*Exercise 1*
Answer these questions about the article on a better Petri dish, writing each answer on its own line:
(a) For how long have traditional Petri dishes provided a home to microorganisms?
(b) Where did Napolitano work before enrolling in 2003?
(c) In the round plastic trays, what do cells stick to instead of to each other?
*Exercise 2*
Translate this sentence from the Petri dish article into Spanish: "Traditional Petri dishes, having provided a cozy home to microorganisms for more than 130 years, are a staple of any lab."
*Exercise 3*
Print the part of the Petri dish article from "Traditional Petri dishes, having" to "to each other.".

*Document passage*
○ ○ ○ ○

PROVIDENCE, R.I. — Tinkering with one of the most established technologies in research laboratories, a graduate student at Brown University says he has devised a better Petri dish.
Traditional Petri dishes, having provided a cozy home to microorganisms for more than 130 years, are a staple of any lab.
But doctoral student Anthony Napolitano, 30, was not satisfied.
Before enrolling in 2003, Napolitano worked at Ortec International in New York, producing artificial skin. Although the flat Petri dish promotes rapid cell growth, he found it doesn’t create an environment that resembles conditions in the body and can produce cells that look and behave like actual human cells.
In the round plastic trays, Napolitano said, cells settle into a flat layer, where they stick to the bottom of the Petri dish, instead of to each other.
“The cells on the Petri dish don’t always act the way they do in a body,” he said.

○ ○ ○ ○

*Extracted records*
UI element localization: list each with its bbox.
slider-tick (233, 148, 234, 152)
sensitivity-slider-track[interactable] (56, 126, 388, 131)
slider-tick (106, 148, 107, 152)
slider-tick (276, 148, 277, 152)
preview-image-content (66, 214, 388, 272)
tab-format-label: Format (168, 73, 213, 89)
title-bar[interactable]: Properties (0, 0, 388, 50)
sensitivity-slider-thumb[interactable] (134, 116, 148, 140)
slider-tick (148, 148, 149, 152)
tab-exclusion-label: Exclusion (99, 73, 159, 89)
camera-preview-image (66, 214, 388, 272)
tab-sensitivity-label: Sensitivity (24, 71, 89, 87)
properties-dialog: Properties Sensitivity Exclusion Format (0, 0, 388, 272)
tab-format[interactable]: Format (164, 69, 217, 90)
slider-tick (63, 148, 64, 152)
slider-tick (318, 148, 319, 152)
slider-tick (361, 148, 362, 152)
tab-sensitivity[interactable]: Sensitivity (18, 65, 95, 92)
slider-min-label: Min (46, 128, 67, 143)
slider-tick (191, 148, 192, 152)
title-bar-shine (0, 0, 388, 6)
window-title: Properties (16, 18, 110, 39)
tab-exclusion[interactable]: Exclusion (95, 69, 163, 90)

○ ○ ○ ○

*Exercise output 1*
(a) More than 130 years.
(b) Ortec International in New York.
(c) The bottom of the Petri dish.

*Exercise output 2*
Las placas de Petri tradicionales, que han brindado un hogar acogedor a los microorganismos durante más de 130 años, son un elemento básico de cualquier laboratorio.

*Exercise output 3*
Traditional Petri dishes, having provided a cozy home to microorganisms for more than 130 years, are a staple of any lab.
But doctoral student Anthony Napolitano, 30, was not satisfied.
Before enrolling in 2003, Napolitano worked at Ortec International in New York, producing artificial skin. Although the flat Petri dish promotes rapid cell growth, he found it doesn’t create an environment that resembles conditions in the body and can produce cells that look and behave like actual human cells.
In the round plastic trays, Napolitano said, cells settle into a flat layer, where they stick to the bottom of the Petri dish, instead of to each other.